Task to complete: Find the string "International" in the listing and report every line that has it.
┏━━
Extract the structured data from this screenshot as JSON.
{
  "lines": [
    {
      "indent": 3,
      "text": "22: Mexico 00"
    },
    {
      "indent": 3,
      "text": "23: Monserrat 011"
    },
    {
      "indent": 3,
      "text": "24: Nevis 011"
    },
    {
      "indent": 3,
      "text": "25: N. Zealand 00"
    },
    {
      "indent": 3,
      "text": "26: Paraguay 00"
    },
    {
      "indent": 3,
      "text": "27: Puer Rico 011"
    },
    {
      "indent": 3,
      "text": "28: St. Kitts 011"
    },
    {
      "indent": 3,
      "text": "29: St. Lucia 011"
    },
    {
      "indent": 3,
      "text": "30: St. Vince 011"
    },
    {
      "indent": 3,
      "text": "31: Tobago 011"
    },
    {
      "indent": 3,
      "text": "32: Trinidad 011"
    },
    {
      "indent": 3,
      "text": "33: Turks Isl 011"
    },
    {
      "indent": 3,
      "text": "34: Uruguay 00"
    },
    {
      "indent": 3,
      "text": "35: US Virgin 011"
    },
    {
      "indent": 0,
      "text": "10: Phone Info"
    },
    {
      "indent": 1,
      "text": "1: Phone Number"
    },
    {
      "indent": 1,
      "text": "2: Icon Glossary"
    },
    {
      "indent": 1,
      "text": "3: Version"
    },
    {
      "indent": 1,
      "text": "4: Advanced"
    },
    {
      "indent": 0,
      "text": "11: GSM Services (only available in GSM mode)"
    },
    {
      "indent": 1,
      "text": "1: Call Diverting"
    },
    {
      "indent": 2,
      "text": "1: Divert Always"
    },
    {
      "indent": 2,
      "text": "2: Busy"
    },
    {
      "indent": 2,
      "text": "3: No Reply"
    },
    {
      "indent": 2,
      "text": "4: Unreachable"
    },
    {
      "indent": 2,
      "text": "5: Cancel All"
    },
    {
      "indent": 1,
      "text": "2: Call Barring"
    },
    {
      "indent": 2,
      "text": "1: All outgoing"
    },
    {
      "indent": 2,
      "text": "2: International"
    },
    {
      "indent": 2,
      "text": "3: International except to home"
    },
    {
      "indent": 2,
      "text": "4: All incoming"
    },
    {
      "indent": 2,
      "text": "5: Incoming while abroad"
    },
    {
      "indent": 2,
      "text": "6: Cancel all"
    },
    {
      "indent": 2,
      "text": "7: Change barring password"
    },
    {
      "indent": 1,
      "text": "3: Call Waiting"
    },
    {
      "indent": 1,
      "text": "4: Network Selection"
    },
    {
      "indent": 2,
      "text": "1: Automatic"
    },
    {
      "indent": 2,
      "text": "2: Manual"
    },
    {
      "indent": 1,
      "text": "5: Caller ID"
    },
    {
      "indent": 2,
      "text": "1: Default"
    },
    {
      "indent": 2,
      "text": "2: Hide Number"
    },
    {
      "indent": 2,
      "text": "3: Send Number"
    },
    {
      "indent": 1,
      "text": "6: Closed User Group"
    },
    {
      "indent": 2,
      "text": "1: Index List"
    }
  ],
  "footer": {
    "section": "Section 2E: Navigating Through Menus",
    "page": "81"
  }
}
┗━━
Written solution:
      "text": "2: International"
      "text": "3: International except to home"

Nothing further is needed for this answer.